## RECORDS TO PROCESS
[Begin]
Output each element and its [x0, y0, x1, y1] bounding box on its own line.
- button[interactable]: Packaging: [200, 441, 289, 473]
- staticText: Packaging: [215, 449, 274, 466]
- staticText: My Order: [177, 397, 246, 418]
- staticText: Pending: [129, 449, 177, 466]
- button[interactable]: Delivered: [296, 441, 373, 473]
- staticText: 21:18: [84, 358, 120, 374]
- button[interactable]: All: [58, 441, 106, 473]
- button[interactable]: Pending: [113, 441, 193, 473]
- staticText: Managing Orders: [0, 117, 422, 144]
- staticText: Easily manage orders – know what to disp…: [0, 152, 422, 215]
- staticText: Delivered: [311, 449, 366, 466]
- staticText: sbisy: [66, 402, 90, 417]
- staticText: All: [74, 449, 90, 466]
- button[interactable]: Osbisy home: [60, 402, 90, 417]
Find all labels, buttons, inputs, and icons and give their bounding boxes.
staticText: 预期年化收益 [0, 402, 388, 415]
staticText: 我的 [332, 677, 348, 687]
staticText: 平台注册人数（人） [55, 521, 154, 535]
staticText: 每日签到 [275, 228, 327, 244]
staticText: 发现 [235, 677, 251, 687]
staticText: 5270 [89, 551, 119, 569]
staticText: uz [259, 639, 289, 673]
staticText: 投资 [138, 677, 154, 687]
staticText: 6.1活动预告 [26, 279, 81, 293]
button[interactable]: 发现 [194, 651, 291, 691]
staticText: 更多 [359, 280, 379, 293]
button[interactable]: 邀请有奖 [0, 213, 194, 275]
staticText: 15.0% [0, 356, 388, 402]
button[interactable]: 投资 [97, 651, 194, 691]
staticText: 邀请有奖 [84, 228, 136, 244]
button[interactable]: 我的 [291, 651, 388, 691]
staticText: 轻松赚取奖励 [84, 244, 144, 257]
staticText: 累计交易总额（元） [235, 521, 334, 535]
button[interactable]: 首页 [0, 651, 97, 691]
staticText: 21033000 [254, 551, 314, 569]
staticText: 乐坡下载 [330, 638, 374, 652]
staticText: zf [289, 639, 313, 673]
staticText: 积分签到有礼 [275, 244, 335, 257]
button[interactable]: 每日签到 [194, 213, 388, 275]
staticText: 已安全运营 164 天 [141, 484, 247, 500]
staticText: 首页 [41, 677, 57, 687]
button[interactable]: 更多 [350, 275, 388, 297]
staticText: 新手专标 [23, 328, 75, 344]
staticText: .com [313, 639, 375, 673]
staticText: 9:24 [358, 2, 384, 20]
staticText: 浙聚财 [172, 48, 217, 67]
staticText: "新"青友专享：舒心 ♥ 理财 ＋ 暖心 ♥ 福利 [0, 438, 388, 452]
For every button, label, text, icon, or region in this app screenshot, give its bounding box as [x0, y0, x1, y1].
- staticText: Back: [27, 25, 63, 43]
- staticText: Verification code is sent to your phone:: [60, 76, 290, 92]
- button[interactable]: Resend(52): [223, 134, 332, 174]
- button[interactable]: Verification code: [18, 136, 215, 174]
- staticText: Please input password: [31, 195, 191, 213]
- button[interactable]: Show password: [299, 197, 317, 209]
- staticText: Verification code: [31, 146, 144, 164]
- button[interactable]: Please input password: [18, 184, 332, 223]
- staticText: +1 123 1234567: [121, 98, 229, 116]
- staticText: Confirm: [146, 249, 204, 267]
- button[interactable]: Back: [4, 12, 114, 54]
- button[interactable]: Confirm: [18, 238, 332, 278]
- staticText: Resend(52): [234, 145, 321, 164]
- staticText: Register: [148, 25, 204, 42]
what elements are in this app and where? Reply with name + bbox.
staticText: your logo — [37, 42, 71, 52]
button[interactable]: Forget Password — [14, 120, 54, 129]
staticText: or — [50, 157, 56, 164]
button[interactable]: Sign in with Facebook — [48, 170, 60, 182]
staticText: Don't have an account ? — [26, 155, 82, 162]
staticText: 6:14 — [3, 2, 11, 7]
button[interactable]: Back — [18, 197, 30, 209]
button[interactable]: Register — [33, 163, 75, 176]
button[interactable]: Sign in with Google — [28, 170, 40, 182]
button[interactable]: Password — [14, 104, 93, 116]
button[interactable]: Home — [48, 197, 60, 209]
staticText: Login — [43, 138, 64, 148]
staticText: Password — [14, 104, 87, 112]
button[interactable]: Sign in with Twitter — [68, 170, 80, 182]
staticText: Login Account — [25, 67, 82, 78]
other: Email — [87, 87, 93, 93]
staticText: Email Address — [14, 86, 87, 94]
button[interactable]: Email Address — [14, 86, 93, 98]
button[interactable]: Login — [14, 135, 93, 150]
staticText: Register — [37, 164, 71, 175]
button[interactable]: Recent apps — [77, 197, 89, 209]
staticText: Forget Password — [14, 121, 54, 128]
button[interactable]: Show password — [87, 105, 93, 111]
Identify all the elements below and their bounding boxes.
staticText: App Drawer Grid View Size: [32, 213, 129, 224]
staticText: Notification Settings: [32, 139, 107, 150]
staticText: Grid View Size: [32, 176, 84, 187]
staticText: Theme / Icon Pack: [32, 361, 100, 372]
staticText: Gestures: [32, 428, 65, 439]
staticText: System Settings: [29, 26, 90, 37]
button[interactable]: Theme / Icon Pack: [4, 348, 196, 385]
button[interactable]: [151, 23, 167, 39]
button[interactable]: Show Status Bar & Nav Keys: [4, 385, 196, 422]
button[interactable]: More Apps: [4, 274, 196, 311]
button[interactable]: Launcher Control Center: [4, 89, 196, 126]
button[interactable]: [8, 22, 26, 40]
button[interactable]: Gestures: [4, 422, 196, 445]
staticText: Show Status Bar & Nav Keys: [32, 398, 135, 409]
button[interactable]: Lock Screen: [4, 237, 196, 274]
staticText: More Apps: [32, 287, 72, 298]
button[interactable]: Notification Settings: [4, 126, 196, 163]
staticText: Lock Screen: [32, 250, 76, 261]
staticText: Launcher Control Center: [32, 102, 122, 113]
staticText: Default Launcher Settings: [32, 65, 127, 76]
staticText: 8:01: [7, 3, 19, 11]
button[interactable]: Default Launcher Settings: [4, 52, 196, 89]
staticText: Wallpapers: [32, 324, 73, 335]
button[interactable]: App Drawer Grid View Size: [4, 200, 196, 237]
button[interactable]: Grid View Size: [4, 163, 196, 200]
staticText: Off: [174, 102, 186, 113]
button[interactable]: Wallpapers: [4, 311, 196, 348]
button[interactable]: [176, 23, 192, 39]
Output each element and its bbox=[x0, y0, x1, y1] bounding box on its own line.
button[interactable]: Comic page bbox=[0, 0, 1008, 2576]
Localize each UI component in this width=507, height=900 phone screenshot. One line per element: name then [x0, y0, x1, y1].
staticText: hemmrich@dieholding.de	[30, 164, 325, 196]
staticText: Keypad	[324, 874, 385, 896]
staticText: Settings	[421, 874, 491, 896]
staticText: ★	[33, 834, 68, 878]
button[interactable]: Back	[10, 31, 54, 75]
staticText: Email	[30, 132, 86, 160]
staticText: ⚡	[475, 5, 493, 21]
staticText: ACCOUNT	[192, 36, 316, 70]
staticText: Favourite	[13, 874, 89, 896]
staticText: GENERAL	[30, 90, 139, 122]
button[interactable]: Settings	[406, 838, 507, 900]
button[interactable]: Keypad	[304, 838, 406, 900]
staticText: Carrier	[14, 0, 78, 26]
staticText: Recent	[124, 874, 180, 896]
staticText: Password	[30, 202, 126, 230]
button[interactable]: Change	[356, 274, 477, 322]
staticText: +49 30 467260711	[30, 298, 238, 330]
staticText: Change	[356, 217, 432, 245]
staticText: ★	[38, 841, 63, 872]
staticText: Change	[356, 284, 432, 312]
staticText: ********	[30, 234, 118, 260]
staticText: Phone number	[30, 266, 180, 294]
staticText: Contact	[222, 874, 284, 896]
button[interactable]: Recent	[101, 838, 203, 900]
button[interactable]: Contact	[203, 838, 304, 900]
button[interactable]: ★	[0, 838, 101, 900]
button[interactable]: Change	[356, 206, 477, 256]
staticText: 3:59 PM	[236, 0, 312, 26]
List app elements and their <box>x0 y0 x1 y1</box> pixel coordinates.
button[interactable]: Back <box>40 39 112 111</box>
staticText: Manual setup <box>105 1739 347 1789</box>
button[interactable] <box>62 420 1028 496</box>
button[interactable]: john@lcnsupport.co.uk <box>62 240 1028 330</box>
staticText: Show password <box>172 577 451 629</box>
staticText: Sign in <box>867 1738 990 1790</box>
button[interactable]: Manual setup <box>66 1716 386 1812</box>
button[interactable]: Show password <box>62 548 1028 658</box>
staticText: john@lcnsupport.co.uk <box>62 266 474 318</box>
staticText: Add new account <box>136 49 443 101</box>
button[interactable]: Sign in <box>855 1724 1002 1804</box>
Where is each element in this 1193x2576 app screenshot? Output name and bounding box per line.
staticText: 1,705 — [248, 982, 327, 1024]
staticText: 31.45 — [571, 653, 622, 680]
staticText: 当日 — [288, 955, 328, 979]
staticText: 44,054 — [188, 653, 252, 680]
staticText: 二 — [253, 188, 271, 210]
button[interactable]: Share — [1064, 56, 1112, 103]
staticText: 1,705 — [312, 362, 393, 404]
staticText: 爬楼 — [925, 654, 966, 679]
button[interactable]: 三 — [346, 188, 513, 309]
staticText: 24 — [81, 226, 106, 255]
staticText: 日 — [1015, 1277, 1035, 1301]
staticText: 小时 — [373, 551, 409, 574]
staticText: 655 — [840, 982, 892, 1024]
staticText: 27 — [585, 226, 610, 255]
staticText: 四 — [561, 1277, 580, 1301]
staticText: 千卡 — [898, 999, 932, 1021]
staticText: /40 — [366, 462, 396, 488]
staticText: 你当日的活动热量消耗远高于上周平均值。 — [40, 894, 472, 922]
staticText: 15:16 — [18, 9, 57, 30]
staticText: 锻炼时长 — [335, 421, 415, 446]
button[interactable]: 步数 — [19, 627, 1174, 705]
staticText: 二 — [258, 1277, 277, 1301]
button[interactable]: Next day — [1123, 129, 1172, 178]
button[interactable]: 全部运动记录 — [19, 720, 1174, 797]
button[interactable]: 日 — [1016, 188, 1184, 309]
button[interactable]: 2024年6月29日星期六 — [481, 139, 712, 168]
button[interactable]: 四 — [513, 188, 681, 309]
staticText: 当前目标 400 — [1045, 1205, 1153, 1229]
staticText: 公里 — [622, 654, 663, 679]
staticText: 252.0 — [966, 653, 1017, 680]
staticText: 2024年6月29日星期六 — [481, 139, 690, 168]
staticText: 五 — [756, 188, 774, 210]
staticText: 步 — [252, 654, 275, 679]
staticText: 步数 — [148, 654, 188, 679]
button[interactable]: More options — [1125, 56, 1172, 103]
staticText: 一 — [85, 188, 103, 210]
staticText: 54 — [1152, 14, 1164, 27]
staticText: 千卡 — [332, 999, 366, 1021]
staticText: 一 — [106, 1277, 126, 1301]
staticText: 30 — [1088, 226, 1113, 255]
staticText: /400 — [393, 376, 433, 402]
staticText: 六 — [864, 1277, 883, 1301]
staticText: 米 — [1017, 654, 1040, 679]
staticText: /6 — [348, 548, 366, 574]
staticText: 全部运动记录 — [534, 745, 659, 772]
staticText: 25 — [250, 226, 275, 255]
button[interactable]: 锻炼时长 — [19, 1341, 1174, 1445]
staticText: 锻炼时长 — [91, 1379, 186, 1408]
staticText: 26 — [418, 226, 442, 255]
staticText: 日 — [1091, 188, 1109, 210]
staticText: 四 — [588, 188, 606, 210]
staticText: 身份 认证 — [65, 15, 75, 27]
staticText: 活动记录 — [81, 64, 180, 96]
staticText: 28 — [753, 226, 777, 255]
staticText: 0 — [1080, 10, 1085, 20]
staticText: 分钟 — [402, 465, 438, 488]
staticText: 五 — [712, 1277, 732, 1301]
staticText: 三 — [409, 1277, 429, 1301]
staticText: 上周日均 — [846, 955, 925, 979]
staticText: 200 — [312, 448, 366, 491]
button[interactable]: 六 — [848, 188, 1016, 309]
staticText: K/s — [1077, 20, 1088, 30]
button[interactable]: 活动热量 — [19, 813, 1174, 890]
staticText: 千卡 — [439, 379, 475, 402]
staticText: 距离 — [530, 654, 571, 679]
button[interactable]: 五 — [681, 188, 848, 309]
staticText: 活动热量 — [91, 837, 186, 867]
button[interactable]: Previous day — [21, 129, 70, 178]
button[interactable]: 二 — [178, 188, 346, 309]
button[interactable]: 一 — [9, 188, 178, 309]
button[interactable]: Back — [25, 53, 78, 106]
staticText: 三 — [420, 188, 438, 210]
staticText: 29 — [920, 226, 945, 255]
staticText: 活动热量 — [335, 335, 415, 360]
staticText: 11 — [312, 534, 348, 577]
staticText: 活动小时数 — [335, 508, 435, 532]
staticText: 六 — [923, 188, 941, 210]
[End]
## EXERCISE
Transcribe the items line for line, starting from the beginning of the items and continuing through the line that contains "staticText: .com [313, 639, 375, 673]".

## ANSWER TO THIS TASK
Output each element and its [x0, y0, x1, y1] bounding box on its own line.
- button[interactable]: Packaging: [200, 441, 289, 473]
- staticText: Packaging: [215, 449, 274, 466]
- staticText: My Order: [177, 397, 246, 418]
- staticText: Pending: [129, 449, 177, 466]
- button[interactable]: Delivered: [296, 441, 373, 473]
- staticText: 21:18: [84, 358, 120, 374]
- button[interactable]: All: [58, 441, 106, 473]
- button[interactable]: Pending: [113, 441, 193, 473]
- staticText: Managing Orders: [0, 117, 422, 144]
- staticText: Easily manage orders – know what to disp…: [0, 152, 422, 215]
- staticText: Delivered: [311, 449, 366, 466]
- staticText: sbisy: [66, 402, 90, 417]
- staticText: All: [74, 449, 90, 466]
- button[interactable]: Osbisy home: [60, 402, 90, 417]
Find all labels, buttons, inputs, and icons and give their bounding boxes.
staticText: 预期年化收益 [0, 402, 388, 415]
staticText: 我的 [332, 677, 348, 687]
staticText: 平台注册人数（人） [55, 521, 154, 535]
staticText: 每日签到 [275, 228, 327, 244]
staticText: 发现 [235, 677, 251, 687]
staticText: 5270 [89, 551, 119, 569]
staticText: uz [259, 639, 289, 673]
staticText: 投资 [138, 677, 154, 687]
staticText: 6.1活动预告 [26, 279, 81, 293]
button[interactable]: 发现 [194, 651, 291, 691]
staticText: 更多 [359, 280, 379, 293]
button[interactable]: 邀请有奖 [0, 213, 194, 275]
staticText: 15.0% [0, 356, 388, 402]
button[interactable]: 投资 [97, 651, 194, 691]
staticText: 邀请有奖 [84, 228, 136, 244]
button[interactable]: 我的 [291, 651, 388, 691]
staticText: 轻松赚取奖励 [84, 244, 144, 257]
staticText: 累计交易总额（元） [235, 521, 334, 535]
button[interactable]: 首页 [0, 651, 97, 691]
staticText: 21033000 [254, 551, 314, 569]
staticText: 乐坡下载 [330, 638, 374, 652]
staticText: zf [289, 639, 313, 673]
staticText: 积分签到有礼 [275, 244, 335, 257]
button[interactable]: 每日签到 [194, 213, 388, 275]
staticText: 已安全运营 164 天 [141, 484, 247, 500]
staticText: 首页 [41, 677, 57, 687]
button[interactable]: 更多 [350, 275, 388, 297]
staticText: 新手专标 [23, 328, 75, 344]
staticText: .com [313, 639, 375, 673]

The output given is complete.